- WHAT TO DO -
Show every line below where "this" can be found.
— START OF SUPPLIED MATERIAL —
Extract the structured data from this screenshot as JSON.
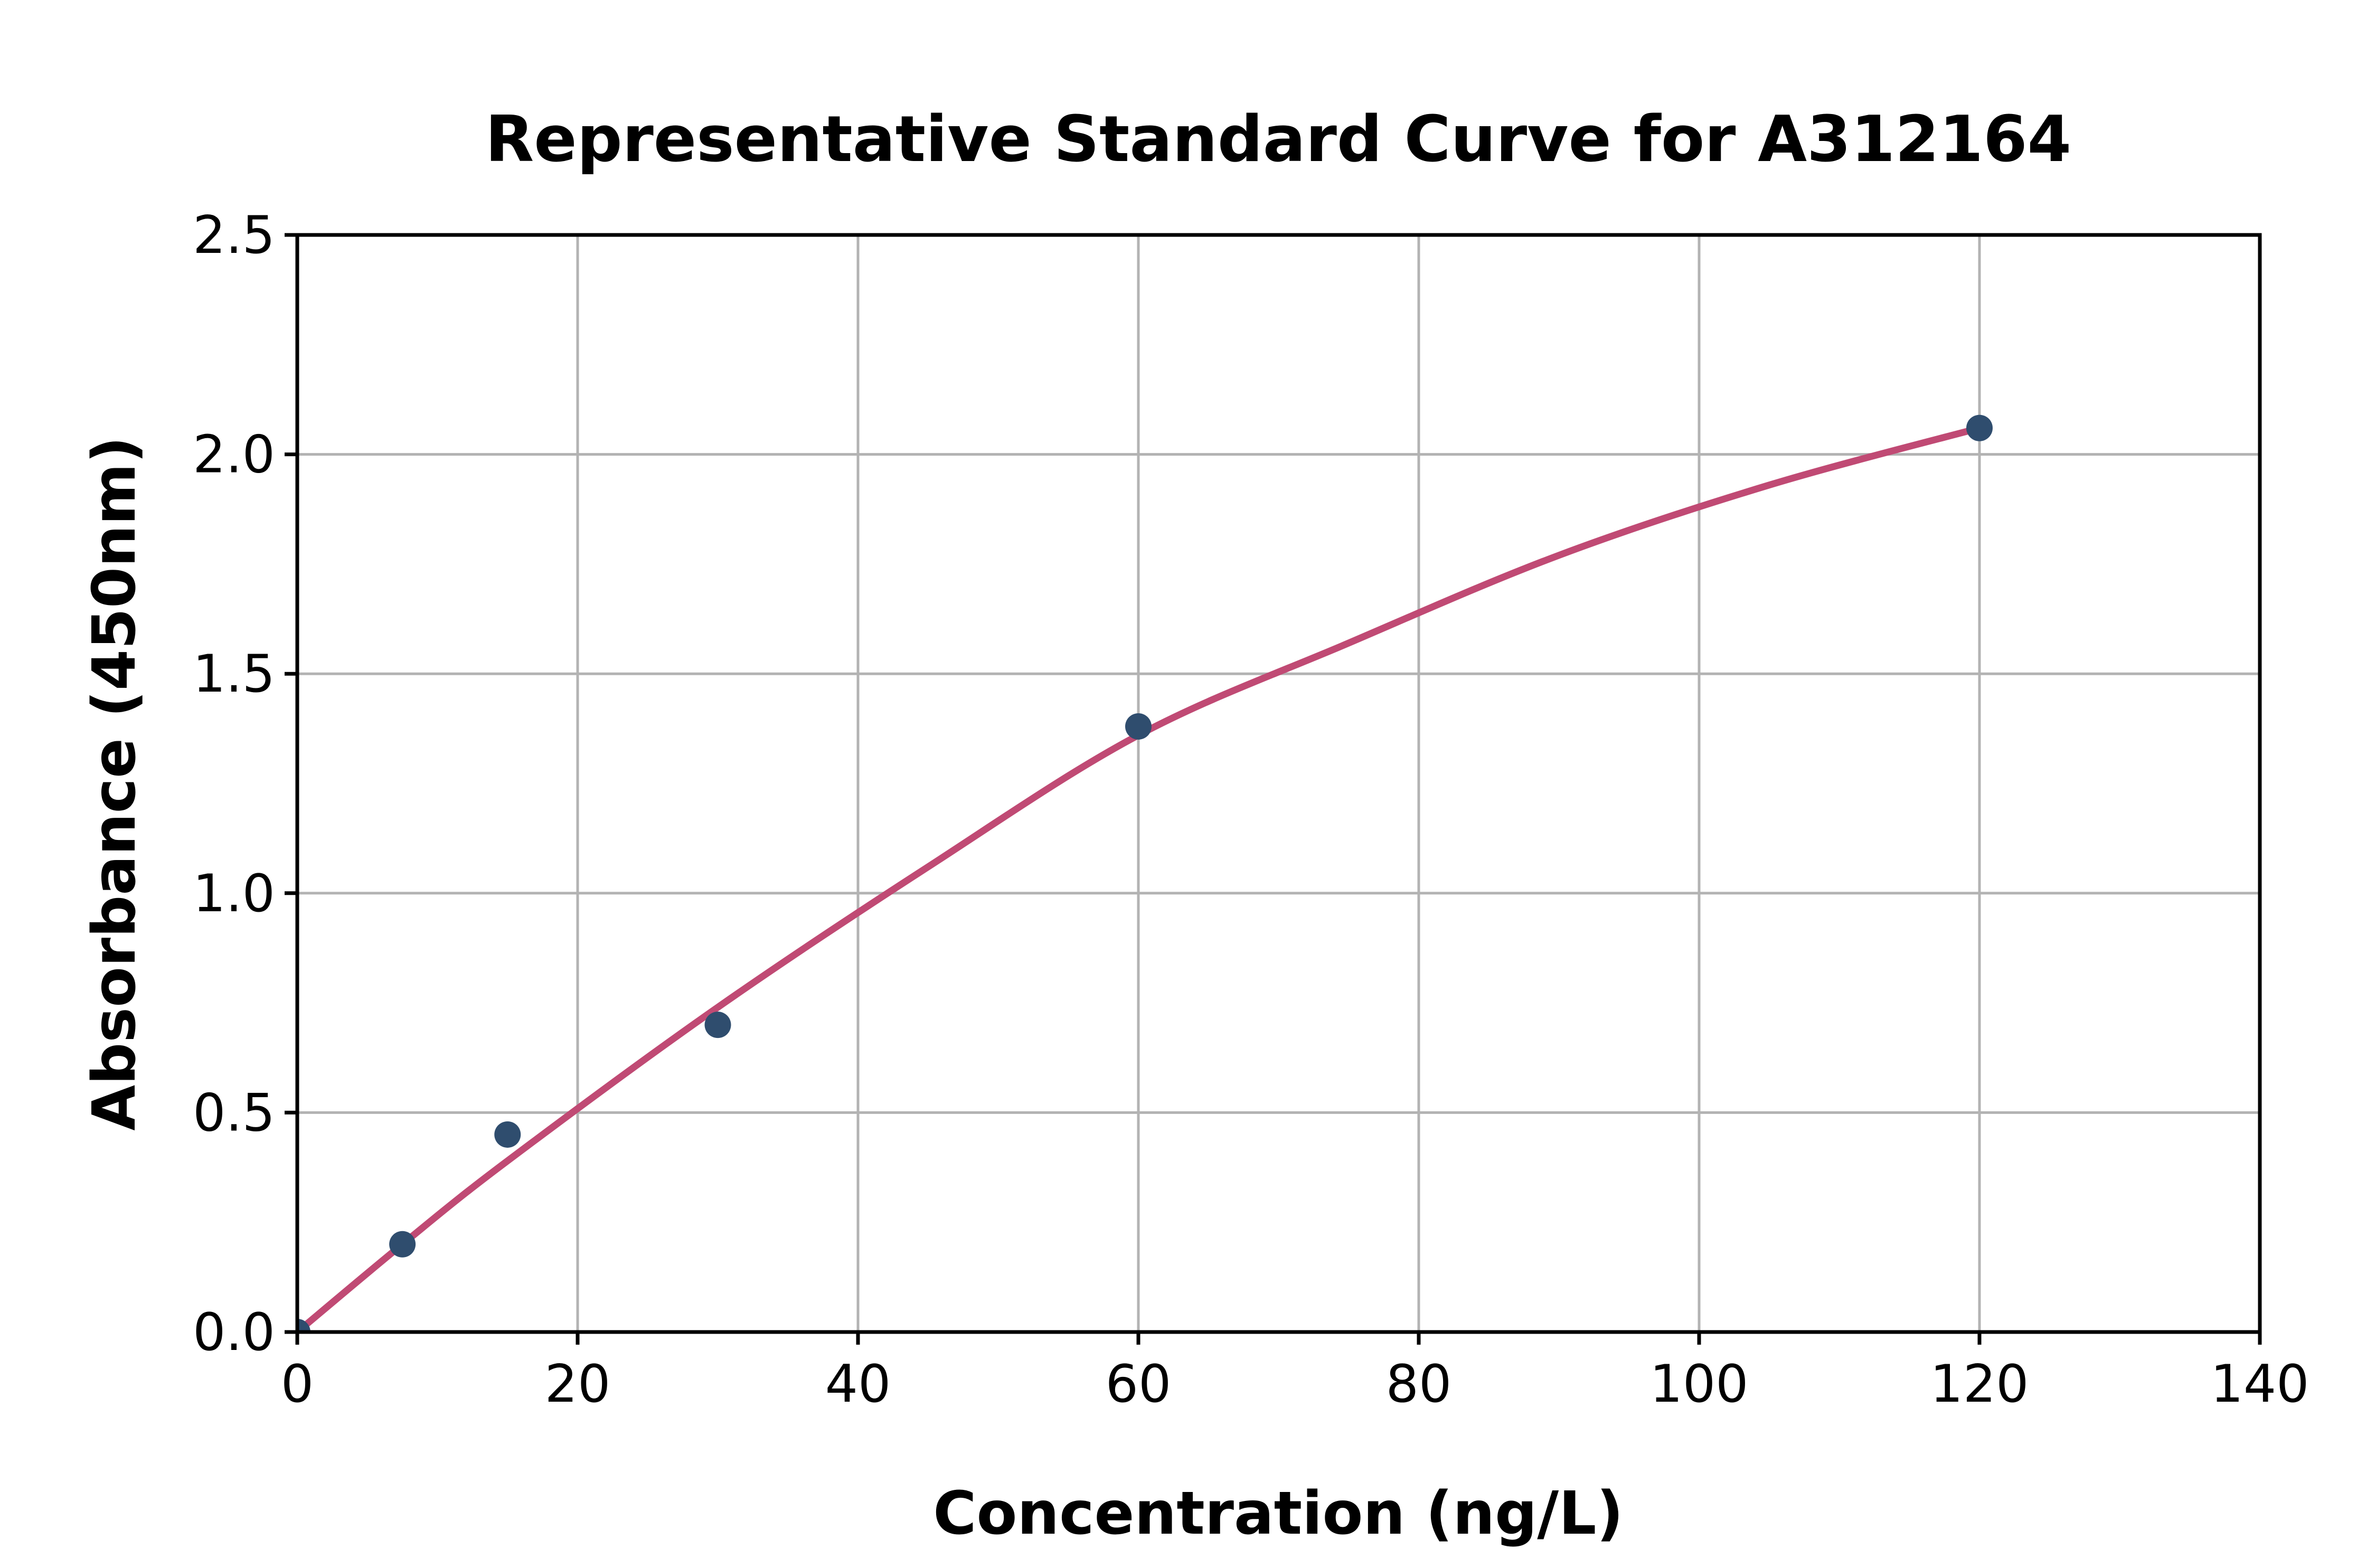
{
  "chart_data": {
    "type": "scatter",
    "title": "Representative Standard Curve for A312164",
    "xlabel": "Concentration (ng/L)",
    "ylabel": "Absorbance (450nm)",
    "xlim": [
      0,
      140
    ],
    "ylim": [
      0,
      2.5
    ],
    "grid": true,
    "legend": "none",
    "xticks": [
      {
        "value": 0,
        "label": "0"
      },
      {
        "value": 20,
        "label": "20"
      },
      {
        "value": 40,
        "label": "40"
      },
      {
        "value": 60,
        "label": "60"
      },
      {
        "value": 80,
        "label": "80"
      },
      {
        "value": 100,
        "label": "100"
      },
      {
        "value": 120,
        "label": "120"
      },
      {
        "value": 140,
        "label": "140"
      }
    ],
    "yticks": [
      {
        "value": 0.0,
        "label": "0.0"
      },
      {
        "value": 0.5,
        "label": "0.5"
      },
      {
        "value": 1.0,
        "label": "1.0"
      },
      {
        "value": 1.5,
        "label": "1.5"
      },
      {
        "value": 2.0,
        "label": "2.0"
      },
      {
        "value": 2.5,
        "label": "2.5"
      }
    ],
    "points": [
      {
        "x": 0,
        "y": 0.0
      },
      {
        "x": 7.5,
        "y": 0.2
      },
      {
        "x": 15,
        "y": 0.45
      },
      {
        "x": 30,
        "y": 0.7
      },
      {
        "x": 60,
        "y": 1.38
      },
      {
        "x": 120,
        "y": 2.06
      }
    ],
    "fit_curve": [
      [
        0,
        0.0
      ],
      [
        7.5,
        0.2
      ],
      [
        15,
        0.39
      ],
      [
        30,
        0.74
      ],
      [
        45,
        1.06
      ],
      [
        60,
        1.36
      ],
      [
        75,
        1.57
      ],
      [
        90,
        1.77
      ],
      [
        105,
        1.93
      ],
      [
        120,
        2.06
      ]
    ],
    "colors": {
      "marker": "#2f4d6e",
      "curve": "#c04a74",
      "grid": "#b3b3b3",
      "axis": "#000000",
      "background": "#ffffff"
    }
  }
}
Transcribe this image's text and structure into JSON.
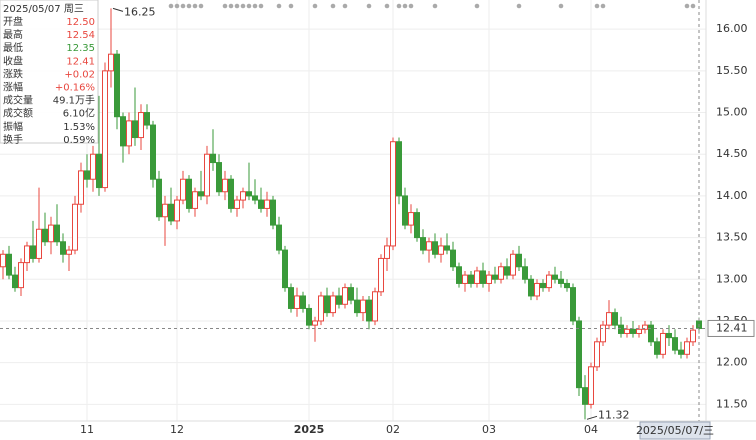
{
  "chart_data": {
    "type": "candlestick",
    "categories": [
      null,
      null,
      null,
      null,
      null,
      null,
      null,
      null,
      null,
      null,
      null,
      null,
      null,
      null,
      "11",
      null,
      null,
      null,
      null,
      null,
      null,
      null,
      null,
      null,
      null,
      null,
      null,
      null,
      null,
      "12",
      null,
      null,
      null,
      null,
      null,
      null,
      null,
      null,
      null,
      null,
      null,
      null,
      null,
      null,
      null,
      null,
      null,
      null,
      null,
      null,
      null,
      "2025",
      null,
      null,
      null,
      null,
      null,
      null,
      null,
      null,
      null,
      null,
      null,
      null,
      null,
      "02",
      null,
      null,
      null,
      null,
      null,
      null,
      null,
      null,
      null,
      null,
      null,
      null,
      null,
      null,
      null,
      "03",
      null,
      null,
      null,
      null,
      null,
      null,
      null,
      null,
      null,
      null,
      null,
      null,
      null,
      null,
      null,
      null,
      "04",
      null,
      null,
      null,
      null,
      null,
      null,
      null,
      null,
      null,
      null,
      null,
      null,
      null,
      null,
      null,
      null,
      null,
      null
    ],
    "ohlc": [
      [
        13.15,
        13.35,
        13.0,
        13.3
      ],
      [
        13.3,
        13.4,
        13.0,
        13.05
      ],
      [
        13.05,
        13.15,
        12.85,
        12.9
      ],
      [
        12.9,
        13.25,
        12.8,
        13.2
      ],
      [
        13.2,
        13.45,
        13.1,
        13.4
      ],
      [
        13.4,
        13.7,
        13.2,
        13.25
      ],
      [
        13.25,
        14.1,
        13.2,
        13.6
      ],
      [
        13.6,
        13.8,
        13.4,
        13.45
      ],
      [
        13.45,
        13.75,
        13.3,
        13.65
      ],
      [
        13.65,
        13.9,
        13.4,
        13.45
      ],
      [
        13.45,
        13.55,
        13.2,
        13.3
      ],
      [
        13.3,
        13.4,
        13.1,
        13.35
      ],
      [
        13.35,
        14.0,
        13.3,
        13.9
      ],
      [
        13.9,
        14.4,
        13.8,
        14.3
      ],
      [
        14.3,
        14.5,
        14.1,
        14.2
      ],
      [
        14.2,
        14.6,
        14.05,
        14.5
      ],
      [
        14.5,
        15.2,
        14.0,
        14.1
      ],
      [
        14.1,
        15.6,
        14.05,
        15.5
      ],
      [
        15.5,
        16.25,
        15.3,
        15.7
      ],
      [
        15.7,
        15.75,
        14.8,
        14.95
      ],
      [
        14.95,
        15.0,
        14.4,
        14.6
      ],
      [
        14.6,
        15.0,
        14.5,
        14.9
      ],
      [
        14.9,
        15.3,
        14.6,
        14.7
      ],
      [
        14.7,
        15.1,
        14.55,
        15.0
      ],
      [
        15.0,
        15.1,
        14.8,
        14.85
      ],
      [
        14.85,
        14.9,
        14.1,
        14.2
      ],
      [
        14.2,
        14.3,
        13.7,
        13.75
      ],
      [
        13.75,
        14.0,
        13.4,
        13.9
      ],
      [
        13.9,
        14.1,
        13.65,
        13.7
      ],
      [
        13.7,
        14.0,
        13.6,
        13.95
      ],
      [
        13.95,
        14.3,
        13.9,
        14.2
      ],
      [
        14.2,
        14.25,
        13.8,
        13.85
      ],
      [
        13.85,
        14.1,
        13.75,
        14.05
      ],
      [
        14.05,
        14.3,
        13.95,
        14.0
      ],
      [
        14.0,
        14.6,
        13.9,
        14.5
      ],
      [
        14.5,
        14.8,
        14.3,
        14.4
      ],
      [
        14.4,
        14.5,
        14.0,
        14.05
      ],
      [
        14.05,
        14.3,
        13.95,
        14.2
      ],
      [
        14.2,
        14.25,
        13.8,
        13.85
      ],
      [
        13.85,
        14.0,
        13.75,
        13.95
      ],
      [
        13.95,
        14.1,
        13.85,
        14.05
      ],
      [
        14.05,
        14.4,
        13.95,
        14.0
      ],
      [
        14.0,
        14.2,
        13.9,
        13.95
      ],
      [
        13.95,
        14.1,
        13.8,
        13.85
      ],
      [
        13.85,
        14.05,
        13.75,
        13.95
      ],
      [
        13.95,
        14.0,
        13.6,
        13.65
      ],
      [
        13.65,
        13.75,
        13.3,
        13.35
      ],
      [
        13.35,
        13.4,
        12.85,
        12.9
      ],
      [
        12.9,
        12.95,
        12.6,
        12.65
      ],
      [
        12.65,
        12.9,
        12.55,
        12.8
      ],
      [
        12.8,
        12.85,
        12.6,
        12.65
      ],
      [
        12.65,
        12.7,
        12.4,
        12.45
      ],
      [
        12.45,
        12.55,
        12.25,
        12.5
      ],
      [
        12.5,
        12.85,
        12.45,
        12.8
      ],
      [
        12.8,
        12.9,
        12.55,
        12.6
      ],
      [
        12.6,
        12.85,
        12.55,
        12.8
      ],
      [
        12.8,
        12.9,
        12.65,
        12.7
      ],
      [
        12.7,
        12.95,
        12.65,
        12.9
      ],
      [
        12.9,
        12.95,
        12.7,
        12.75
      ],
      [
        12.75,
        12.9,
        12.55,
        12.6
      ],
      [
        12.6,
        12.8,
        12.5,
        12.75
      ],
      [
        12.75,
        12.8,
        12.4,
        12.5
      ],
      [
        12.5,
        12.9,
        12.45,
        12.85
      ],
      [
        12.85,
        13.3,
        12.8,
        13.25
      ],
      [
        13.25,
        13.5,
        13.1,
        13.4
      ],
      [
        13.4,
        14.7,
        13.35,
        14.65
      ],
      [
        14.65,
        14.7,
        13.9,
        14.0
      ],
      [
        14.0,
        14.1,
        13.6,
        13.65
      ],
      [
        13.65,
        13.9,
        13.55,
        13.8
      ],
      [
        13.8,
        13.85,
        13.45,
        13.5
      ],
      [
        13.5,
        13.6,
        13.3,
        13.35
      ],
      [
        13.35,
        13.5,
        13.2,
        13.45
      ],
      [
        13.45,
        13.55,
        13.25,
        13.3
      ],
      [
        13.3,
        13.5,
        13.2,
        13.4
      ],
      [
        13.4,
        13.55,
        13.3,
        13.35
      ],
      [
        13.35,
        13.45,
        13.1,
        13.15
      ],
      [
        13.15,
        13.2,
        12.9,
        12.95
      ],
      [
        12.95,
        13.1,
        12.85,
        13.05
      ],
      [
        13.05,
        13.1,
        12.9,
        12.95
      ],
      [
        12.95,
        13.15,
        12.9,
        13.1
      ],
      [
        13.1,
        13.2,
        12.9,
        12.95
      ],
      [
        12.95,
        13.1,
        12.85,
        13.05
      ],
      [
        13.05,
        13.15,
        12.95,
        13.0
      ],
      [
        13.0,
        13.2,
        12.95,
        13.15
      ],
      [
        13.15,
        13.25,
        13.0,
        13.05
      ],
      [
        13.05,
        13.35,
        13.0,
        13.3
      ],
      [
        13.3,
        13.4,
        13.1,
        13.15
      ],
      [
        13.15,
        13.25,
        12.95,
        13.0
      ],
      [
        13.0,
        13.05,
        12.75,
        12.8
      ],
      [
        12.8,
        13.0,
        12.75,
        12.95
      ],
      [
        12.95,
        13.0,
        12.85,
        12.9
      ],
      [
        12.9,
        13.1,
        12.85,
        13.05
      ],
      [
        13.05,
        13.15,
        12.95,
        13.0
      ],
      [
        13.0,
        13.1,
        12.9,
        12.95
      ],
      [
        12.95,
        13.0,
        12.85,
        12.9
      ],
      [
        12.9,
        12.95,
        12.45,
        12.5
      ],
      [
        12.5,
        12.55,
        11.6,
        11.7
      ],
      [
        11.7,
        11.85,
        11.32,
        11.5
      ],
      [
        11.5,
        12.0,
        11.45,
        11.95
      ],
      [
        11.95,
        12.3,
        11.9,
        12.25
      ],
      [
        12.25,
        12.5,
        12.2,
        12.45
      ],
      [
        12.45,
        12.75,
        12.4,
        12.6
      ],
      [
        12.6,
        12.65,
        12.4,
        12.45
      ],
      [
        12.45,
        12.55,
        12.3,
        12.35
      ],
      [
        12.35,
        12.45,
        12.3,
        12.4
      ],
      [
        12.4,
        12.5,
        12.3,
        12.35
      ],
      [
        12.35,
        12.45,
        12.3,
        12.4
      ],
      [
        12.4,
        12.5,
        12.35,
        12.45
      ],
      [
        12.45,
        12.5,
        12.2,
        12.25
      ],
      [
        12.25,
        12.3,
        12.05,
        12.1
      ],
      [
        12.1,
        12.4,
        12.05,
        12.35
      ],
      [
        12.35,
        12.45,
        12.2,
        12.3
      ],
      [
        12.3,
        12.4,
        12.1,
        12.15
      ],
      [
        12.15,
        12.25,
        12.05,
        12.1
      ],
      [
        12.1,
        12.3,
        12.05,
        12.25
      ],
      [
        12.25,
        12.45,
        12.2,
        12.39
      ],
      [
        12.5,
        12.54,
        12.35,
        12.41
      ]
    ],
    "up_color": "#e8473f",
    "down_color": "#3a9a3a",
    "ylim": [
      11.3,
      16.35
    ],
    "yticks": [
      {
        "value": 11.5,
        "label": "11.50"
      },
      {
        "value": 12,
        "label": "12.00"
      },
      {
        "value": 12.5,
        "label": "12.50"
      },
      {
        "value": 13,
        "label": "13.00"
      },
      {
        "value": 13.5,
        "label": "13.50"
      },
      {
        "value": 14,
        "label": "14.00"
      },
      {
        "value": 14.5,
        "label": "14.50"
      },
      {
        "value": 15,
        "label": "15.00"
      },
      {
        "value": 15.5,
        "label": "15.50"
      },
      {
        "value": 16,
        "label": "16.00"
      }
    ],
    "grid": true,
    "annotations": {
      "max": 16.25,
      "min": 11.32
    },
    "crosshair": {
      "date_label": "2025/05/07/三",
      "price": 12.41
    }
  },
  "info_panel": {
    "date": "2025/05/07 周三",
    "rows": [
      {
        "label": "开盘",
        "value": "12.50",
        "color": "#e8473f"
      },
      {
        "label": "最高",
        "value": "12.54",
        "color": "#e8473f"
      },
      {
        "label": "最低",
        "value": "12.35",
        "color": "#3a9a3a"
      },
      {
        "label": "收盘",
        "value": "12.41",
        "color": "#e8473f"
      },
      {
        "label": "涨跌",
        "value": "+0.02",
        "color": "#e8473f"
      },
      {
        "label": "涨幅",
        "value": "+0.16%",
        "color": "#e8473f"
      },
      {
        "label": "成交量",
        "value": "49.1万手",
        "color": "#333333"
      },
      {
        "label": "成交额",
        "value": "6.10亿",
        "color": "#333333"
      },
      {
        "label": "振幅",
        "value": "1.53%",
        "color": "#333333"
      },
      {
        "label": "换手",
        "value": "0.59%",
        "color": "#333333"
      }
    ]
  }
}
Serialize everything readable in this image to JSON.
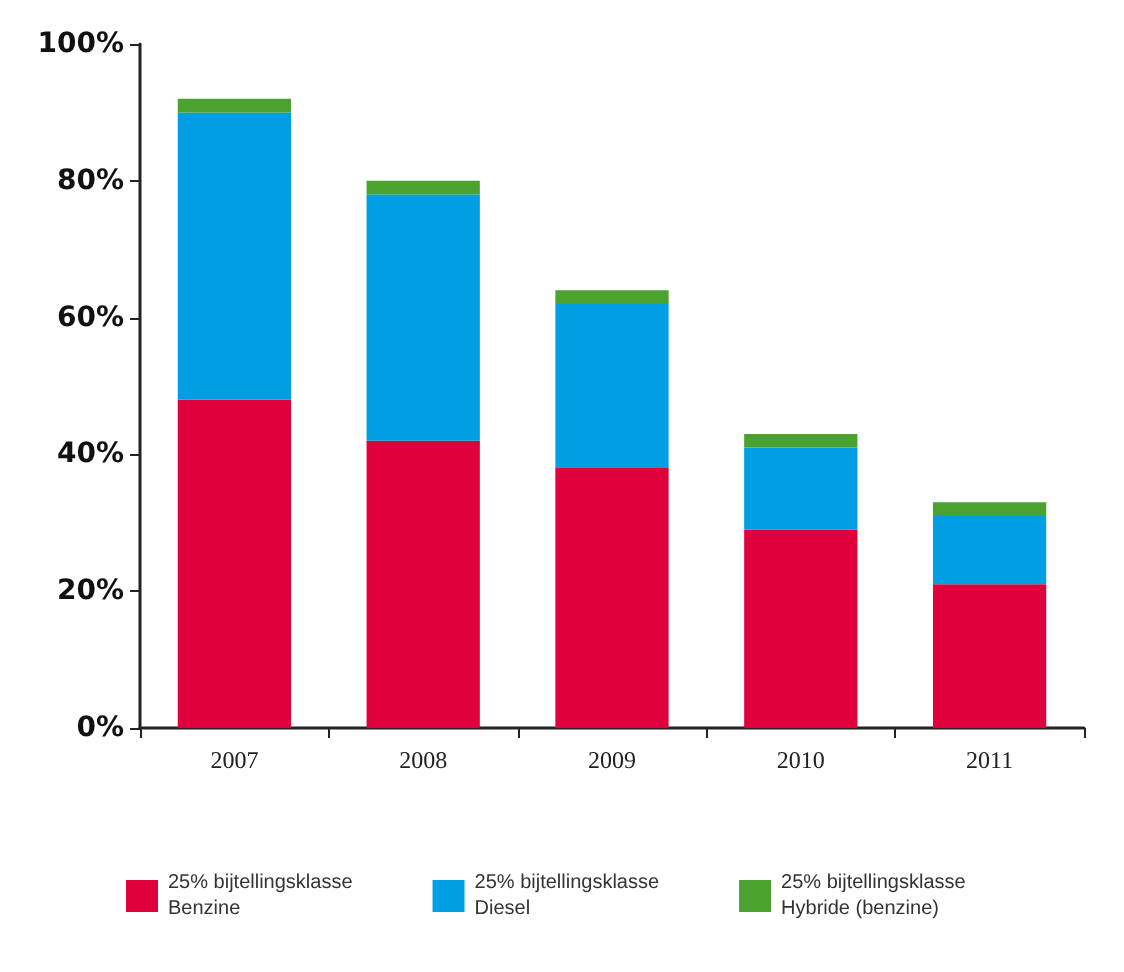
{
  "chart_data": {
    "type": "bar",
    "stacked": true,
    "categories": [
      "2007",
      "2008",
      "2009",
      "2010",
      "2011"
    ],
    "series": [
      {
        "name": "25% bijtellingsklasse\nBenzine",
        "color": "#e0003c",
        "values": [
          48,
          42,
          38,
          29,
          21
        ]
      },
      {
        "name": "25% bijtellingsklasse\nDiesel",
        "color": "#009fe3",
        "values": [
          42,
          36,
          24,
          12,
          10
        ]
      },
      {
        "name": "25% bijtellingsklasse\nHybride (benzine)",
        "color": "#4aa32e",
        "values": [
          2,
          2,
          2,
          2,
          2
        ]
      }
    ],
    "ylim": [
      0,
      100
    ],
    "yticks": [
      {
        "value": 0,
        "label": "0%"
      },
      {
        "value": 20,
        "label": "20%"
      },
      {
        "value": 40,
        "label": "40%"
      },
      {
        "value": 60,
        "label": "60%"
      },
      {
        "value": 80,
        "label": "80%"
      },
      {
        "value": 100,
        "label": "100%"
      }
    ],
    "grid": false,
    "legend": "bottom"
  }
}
— END OF SUPPLIED MATERIAL —
- TASK ANSWER -
Extract the structured data from this screenshot as JSON.
Transcribe this image's text and structure into JSON.
Serialize everything readable in this image to JSON.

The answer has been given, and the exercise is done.